■ WAS ZU TUN IST
Gib das gesamte Material Zeile für Zeile unverändert aus.
• • • • • • •
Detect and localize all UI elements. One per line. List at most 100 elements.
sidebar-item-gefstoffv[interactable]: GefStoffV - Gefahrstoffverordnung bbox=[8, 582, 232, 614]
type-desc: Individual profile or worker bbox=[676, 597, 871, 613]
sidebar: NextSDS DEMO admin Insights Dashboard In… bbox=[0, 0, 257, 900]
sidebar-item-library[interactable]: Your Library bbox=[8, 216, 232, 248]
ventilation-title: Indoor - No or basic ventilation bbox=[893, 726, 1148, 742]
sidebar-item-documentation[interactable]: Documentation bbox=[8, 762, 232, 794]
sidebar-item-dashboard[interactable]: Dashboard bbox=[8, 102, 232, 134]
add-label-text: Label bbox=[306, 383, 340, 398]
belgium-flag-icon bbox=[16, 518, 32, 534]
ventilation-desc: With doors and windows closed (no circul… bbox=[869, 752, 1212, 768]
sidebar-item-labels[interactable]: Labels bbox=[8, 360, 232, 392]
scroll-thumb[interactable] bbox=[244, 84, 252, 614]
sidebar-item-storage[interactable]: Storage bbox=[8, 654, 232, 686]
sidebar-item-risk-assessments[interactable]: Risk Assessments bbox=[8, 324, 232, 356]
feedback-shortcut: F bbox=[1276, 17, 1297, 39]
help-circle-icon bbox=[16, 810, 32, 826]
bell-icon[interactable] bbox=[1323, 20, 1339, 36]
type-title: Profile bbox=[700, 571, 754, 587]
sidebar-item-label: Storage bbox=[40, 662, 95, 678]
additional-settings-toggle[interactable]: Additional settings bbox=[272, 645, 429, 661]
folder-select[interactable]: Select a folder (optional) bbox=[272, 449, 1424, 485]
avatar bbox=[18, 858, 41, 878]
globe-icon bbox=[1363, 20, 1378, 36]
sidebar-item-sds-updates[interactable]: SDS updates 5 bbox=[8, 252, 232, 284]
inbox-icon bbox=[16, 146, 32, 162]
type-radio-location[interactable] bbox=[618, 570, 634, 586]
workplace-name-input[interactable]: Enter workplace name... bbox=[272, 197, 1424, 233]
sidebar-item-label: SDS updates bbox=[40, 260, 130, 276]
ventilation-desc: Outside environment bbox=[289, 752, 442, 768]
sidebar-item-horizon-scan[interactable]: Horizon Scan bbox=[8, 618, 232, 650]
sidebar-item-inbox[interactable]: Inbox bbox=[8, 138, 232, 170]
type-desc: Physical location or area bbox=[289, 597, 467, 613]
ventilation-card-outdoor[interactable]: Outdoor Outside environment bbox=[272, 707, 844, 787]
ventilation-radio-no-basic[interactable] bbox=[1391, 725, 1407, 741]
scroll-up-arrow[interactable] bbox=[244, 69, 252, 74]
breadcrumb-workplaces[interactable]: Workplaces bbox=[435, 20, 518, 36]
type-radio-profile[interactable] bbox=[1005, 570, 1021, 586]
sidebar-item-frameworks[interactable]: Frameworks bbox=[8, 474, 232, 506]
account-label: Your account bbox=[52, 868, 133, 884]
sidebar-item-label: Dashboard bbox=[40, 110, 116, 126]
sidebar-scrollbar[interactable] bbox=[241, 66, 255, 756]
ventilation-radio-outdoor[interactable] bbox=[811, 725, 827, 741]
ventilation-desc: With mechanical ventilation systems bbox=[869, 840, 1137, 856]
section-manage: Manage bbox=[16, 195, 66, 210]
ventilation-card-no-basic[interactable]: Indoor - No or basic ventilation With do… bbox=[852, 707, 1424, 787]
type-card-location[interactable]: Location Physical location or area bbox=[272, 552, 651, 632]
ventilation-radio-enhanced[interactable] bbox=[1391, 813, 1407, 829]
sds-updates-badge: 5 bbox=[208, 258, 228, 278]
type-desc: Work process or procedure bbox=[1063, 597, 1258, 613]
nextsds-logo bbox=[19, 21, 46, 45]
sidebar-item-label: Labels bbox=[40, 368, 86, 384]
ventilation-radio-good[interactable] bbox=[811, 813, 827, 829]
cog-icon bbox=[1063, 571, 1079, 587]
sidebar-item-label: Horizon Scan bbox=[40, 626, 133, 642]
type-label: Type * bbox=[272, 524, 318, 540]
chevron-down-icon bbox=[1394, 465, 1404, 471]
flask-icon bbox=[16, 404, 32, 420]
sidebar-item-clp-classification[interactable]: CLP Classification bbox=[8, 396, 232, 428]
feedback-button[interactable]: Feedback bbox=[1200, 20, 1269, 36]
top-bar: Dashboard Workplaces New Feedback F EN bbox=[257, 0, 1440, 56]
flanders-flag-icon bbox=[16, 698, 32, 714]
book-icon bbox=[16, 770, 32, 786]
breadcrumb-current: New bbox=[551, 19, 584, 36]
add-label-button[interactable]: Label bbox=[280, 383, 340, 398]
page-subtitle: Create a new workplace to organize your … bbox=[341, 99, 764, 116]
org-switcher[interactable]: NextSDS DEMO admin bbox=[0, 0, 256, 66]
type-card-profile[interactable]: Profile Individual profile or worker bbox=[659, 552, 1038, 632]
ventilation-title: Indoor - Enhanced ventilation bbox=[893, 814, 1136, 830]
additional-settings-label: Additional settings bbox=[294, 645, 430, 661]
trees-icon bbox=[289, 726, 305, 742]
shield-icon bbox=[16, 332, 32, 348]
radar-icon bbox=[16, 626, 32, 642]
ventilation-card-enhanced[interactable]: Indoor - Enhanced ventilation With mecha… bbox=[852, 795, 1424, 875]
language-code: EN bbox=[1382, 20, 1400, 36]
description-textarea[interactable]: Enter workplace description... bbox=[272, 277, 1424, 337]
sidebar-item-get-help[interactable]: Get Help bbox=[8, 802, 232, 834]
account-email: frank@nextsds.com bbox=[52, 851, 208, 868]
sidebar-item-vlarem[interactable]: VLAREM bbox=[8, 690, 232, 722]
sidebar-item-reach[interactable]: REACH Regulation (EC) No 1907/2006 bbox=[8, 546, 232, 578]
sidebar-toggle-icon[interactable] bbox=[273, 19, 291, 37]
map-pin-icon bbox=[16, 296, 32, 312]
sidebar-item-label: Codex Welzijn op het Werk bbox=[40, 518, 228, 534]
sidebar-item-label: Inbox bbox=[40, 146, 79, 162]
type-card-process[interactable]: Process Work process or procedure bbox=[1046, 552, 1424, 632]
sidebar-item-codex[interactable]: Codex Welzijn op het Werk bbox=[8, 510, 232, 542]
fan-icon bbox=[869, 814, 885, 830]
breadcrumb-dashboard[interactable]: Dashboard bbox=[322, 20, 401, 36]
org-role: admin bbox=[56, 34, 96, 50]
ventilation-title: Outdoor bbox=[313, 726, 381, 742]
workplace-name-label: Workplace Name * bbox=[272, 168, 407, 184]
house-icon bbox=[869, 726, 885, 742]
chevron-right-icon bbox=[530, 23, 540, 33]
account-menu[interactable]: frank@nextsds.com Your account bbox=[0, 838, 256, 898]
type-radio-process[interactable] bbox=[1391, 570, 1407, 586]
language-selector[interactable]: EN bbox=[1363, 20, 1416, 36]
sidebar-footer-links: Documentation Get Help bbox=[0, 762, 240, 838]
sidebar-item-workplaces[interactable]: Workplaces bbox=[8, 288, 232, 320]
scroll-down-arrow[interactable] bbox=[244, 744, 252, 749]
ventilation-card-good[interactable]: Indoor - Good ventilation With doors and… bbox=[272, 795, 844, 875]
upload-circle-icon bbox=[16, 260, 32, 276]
• • • • • • •
■ ANTWORT ZUR ÜBUNG
Detect and localize all UI elements. One per line. List at most 100 elements.
sidebar-item-gefstoffv[interactable]: GefStoffV - Gefahrstoffverordnung bbox=[8, 582, 232, 614]
type-desc: Individual profile or worker bbox=[676, 597, 871, 613]
sidebar: NextSDS DEMO admin Insights Dashboard In… bbox=[0, 0, 257, 900]
sidebar-item-library[interactable]: Your Library bbox=[8, 216, 232, 248]
ventilation-title: Indoor - No or basic ventilation bbox=[893, 726, 1148, 742]
sidebar-item-documentation[interactable]: Documentation bbox=[8, 762, 232, 794]
sidebar-item-dashboard[interactable]: Dashboard bbox=[8, 102, 232, 134]
add-label-text: Label bbox=[306, 383, 340, 398]
belgium-flag-icon bbox=[16, 518, 32, 534]
ventilation-desc: With doors and windows closed (no circul… bbox=[869, 752, 1212, 768]
sidebar-item-labels[interactable]: Labels bbox=[8, 360, 232, 392]
scroll-thumb[interactable] bbox=[244, 84, 252, 614]
sidebar-item-storage[interactable]: Storage bbox=[8, 654, 232, 686]
sidebar-item-risk-assessments[interactable]: Risk Assessments bbox=[8, 324, 232, 356]
feedback-shortcut: F bbox=[1276, 17, 1297, 39]
help-circle-icon bbox=[16, 810, 32, 826]
bell-icon[interactable] bbox=[1323, 20, 1339, 36]
type-title: Profile bbox=[700, 571, 754, 587]
sidebar-item-label: Storage bbox=[40, 662, 95, 678]
additional-settings-toggle[interactable]: Additional settings bbox=[272, 645, 429, 661]
folder-select[interactable]: Select a folder (optional) bbox=[272, 449, 1424, 485]
avatar bbox=[18, 858, 41, 878]
globe-icon bbox=[1363, 20, 1378, 36]
sidebar-item-sds-updates[interactable]: SDS updates 5 bbox=[8, 252, 232, 284]
inbox-icon bbox=[16, 146, 32, 162]
type-radio-location[interactable] bbox=[618, 570, 634, 586]
workplace-name-input[interactable]: Enter workplace name... bbox=[272, 197, 1424, 233]
sidebar-item-label: SDS updates bbox=[40, 260, 130, 276]
ventilation-desc: Outside environment bbox=[289, 752, 442, 768]
sidebar-item-horizon-scan[interactable]: Horizon Scan bbox=[8, 618, 232, 650]
sidebar-item-inbox[interactable]: Inbox bbox=[8, 138, 232, 170]
type-desc: Physical location or area bbox=[289, 597, 467, 613]
ventilation-card-outdoor[interactable]: Outdoor Outside environment bbox=[272, 707, 844, 787]
ventilation-radio-no-basic[interactable] bbox=[1391, 725, 1407, 741]
scroll-up-arrow[interactable] bbox=[244, 69, 252, 74]
breadcrumb-workplaces[interactable]: Workplaces bbox=[435, 20, 518, 36]
type-radio-profile[interactable] bbox=[1005, 570, 1021, 586]
sidebar-item-frameworks[interactable]: Frameworks bbox=[8, 474, 232, 506]
account-label: Your account bbox=[52, 868, 133, 884]
sidebar-item-label: Dashboard bbox=[40, 110, 116, 126]
sidebar-scrollbar[interactable] bbox=[241, 66, 255, 756]
ventilation-radio-outdoor[interactable] bbox=[811, 725, 827, 741]
ventilation-desc: With mechanical ventilation systems bbox=[869, 840, 1137, 856]
section-manage: Manage bbox=[16, 195, 66, 210]
ventilation-card-no-basic[interactable]: Indoor - No or basic ventilation With do… bbox=[852, 707, 1424, 787]
type-card-location[interactable]: Location Physical location or area bbox=[272, 552, 651, 632]
ventilation-radio-enhanced[interactable] bbox=[1391, 813, 1407, 829]
sds-updates-badge: 5 bbox=[208, 258, 228, 278]
type-desc: Work process or procedure bbox=[1063, 597, 1258, 613]
nextsds-logo bbox=[19, 21, 46, 45]
sidebar-item-label: Labels bbox=[40, 368, 86, 384]
ventilation-radio-good[interactable] bbox=[811, 813, 827, 829]
cog-icon bbox=[1063, 571, 1079, 587]
sidebar-item-label: Horizon Scan bbox=[40, 626, 133, 642]
type-label: Type * bbox=[272, 524, 318, 540]
chevron-down-icon bbox=[1394, 465, 1404, 471]
flask-icon bbox=[16, 404, 32, 420]
sidebar-item-clp-classification[interactable]: CLP Classification bbox=[8, 396, 232, 428]
feedback-button[interactable]: Feedback bbox=[1200, 20, 1269, 36]
top-bar: Dashboard Workplaces New Feedback F EN bbox=[257, 0, 1440, 56]
flanders-flag-icon bbox=[16, 698, 32, 714]
book-icon bbox=[16, 770, 32, 786]
breadcrumb-current: New bbox=[551, 19, 584, 36]
add-label-button[interactable]: Label bbox=[280, 383, 340, 398]
page-subtitle: Create a new workplace to organize your … bbox=[341, 99, 764, 116]
org-switcher[interactable]: NextSDS DEMO admin bbox=[0, 0, 256, 66]
type-card-profile[interactable]: Profile Individual profile or worker bbox=[659, 552, 1038, 632]
ventilation-title: Indoor - Enhanced ventilation bbox=[893, 814, 1136, 830]
additional-settings-label: Additional settings bbox=[294, 645, 430, 661]
trees-icon bbox=[289, 726, 305, 742]
shield-icon bbox=[16, 332, 32, 348]
radar-icon bbox=[16, 626, 32, 642]
ventilation-card-enhanced[interactable]: Indoor - Enhanced ventilation With mecha… bbox=[852, 795, 1424, 875]
language-code: EN bbox=[1382, 20, 1400, 36]
description-textarea[interactable]: Enter workplace description... bbox=[272, 277, 1424, 337]
sidebar-item-get-help[interactable]: Get Help bbox=[8, 802, 232, 834]
account-email: frank@nextsds.com bbox=[52, 851, 208, 868]
sidebar-item-vlarem[interactable]: VLAREM bbox=[8, 690, 232, 722]
sidebar-item-reach[interactable]: REACH Regulation (EC) No 1907/2006 bbox=[8, 546, 232, 578]
sidebar-toggle-icon[interactable] bbox=[273, 19, 291, 37]
map-pin-icon bbox=[16, 296, 32, 312]
sidebar-item-label: Codex Welzijn op het Werk bbox=[40, 518, 228, 534]
sidebar-item-label: Inbox bbox=[40, 146, 79, 162]
type-card-process[interactable]: Process Work process or procedure bbox=[1046, 552, 1424, 632]
sidebar-item-codex[interactable]: Codex Welzijn op het Werk bbox=[8, 510, 232, 542]
fan-icon bbox=[869, 814, 885, 830]
breadcrumb-dashboard[interactable]: Dashboard bbox=[322, 20, 401, 36]
org-role: admin bbox=[56, 34, 96, 50]
ventilation-title: Outdoor bbox=[313, 726, 381, 742]
workplace-name-label: Workplace Name * bbox=[272, 168, 407, 184]
house-icon bbox=[869, 726, 885, 742]
chevron-right-icon bbox=[530, 23, 540, 33]
account-menu[interactable]: frank@nextsds.com Your account bbox=[0, 838, 256, 898]
type-radio-process[interactable] bbox=[1391, 570, 1407, 586]
language-selector[interactable]: EN bbox=[1363, 20, 1416, 36]
sidebar-footer-links: Documentation Get Help bbox=[0, 762, 240, 838]
sidebar-item-workplaces[interactable]: Workplaces bbox=[8, 288, 232, 320]
scroll-down-arrow[interactable] bbox=[244, 744, 252, 749]
ventilation-card-good[interactable]: Indoor - Good ventilation With doors and… bbox=[272, 795, 844, 875]
upload-circle-icon bbox=[16, 260, 32, 276]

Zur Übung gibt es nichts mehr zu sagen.